BEGIN DATA SUPPLIED

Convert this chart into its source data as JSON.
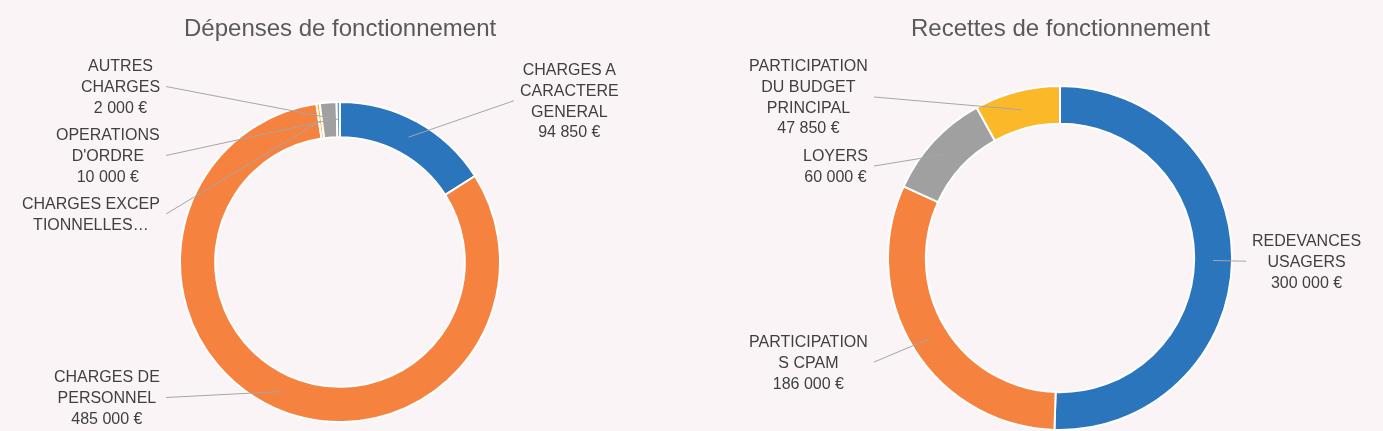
{
  "chart_data": [
    {
      "type": "donut",
      "title": "Dépenses de fonctionnement",
      "categories": [
        "CHARGES A CARACTERE GENERAL",
        "CHARGES DE PERSONNEL",
        "CHARGES EXCEPTIONNELLES…",
        "OPERATIONS D'ORDRE",
        "AUTRES CHARGES"
      ],
      "values": [
        94850,
        485000,
        2000,
        10000,
        2000
      ],
      "value_labels": [
        "94 850 €",
        "485 000 €",
        null,
        "10 000 €",
        "2 000 €"
      ],
      "colors": [
        "#2a75bb",
        "#f5823e",
        "#fbb829",
        "#a0a0a0",
        "#5b9bd5"
      ],
      "legend": false
    },
    {
      "type": "donut",
      "title": "Recettes de fonctionnement",
      "categories": [
        "REDEVANCES USAGERS",
        "PARTICIPATIONS CPAM",
        "LOYERS",
        "PARTICIPATION DU BUDGET PRINCIPAL"
      ],
      "values": [
        300000,
        186000,
        60000,
        47850
      ],
      "value_labels": [
        "300 000 €",
        "186 000 €",
        "60 000 €",
        "47 850 €"
      ],
      "colors": [
        "#2a75bb",
        "#f5823e",
        "#a0a0a0",
        "#fbb829"
      ],
      "legend": false
    }
  ]
}
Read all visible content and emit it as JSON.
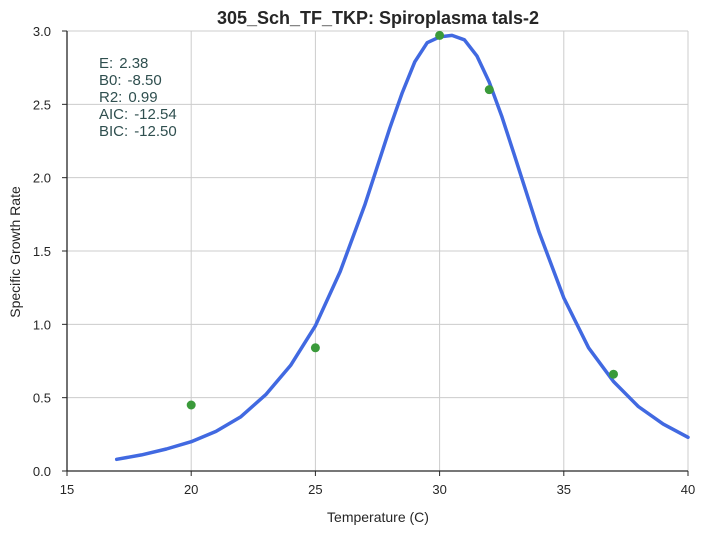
{
  "chart_data": {
    "type": "scatter",
    "title": "305_Sch_TF_TKP: Spiroplasma tals-2",
    "xlabel": "Temperature (C)",
    "ylabel": "Specific Growth Rate",
    "xlim": [
      15,
      40
    ],
    "ylim": [
      0,
      3.0
    ],
    "xticks": [
      "15",
      "20",
      "25",
      "30",
      "35",
      "40"
    ],
    "yticks": [
      "0.0",
      "0.5",
      "1.0",
      "1.5",
      "2.0",
      "2.5",
      "3.0"
    ],
    "grid": true,
    "stats": [
      {
        "label": "E:",
        "value": "2.38"
      },
      {
        "label": "B0:",
        "value": "-8.50"
      },
      {
        "label": "R2:",
        "value": "0.99"
      },
      {
        "label": "AIC:",
        "value": "-12.54"
      },
      {
        "label": "BIC:",
        "value": "-12.50"
      }
    ],
    "series": [
      {
        "kind": "points",
        "color": "#3a9a3a",
        "x": [
          20,
          25,
          30,
          32,
          37
        ],
        "y": [
          0.45,
          0.84,
          2.97,
          2.6,
          0.66
        ]
      },
      {
        "kind": "line",
        "color": "#4169e1",
        "x": [
          17,
          18,
          19,
          20,
          21,
          22,
          23,
          24,
          25,
          26,
          27,
          28,
          28.5,
          29,
          29.5,
          30,
          30.5,
          31,
          31.5,
          32,
          32.5,
          33,
          34,
          35,
          36,
          37,
          38,
          39,
          40
        ],
        "y": [
          0.08,
          0.11,
          0.15,
          0.2,
          0.27,
          0.37,
          0.52,
          0.72,
          0.99,
          1.36,
          1.82,
          2.34,
          2.58,
          2.79,
          2.92,
          2.96,
          2.97,
          2.94,
          2.83,
          2.65,
          2.42,
          2.16,
          1.63,
          1.18,
          0.84,
          0.61,
          0.44,
          0.32,
          0.23
        ]
      }
    ]
  }
}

END DATA SUPPLIED

» WRITTEN PROBLEM
All of the material above should be reproduced exactly, except the pictures.

» REPLY
Convert this chart into its source data as JSON.
{
  "chart_data": [
    {
      "type": "donut",
      "title": "Dépenses de fonctionnement",
      "categories": [
        "CHARGES A CARACTERE GENERAL",
        "CHARGES DE PERSONNEL",
        "CHARGES EXCEPTIONNELLES…",
        "OPERATIONS D'ORDRE",
        "AUTRES CHARGES"
      ],
      "values": [
        94850,
        485000,
        2000,
        10000,
        2000
      ],
      "value_labels": [
        "94 850 €",
        "485 000 €",
        null,
        "10 000 €",
        "2 000 €"
      ],
      "colors": [
        "#2a75bb",
        "#f5823e",
        "#fbb829",
        "#a0a0a0",
        "#5b9bd5"
      ],
      "legend": false
    },
    {
      "type": "donut",
      "title": "Recettes de fonctionnement",
      "categories": [
        "REDEVANCES USAGERS",
        "PARTICIPATIONS CPAM",
        "LOYERS",
        "PARTICIPATION DU BUDGET PRINCIPAL"
      ],
      "values": [
        300000,
        186000,
        60000,
        47850
      ],
      "value_labels": [
        "300 000 €",
        "186 000 €",
        "60 000 €",
        "47 850 €"
      ],
      "colors": [
        "#2a75bb",
        "#f5823e",
        "#a0a0a0",
        "#fbb829"
      ],
      "legend": false
    }
  ]
}
Read all visible content and emit it as JSON.
{
  "chart_data": {
    "type": "scatter",
    "title": "305_Sch_TF_TKP: Spiroplasma tals-2",
    "xlabel": "Temperature (C)",
    "ylabel": "Specific Growth Rate",
    "xlim": [
      15,
      40
    ],
    "ylim": [
      0,
      3.0
    ],
    "xticks": [
      "15",
      "20",
      "25",
      "30",
      "35",
      "40"
    ],
    "yticks": [
      "0.0",
      "0.5",
      "1.0",
      "1.5",
      "2.0",
      "2.5",
      "3.0"
    ],
    "grid": true,
    "stats": [
      {
        "label": "E:",
        "value": "2.38"
      },
      {
        "label": "B0:",
        "value": "-8.50"
      },
      {
        "label": "R2:",
        "value": "0.99"
      },
      {
        "label": "AIC:",
        "value": "-12.54"
      },
      {
        "label": "BIC:",
        "value": "-12.50"
      }
    ],
    "series": [
      {
        "kind": "points",
        "color": "#3a9a3a",
        "x": [
          20,
          25,
          30,
          32,
          37
        ],
        "y": [
          0.45,
          0.84,
          2.97,
          2.6,
          0.66
        ]
      },
      {
        "kind": "line",
        "color": "#4169e1",
        "x": [
          17,
          18,
          19,
          20,
          21,
          22,
          23,
          24,
          25,
          26,
          27,
          28,
          28.5,
          29,
          29.5,
          30,
          30.5,
          31,
          31.5,
          32,
          32.5,
          33,
          34,
          35,
          36,
          37,
          38,
          39,
          40
        ],
        "y": [
          0.08,
          0.11,
          0.15,
          0.2,
          0.27,
          0.37,
          0.52,
          0.72,
          0.99,
          1.36,
          1.82,
          2.34,
          2.58,
          2.79,
          2.92,
          2.96,
          2.97,
          2.94,
          2.83,
          2.65,
          2.42,
          2.16,
          1.63,
          1.18,
          0.84,
          0.61,
          0.44,
          0.32,
          0.23
        ]
      }
    ]
  }
}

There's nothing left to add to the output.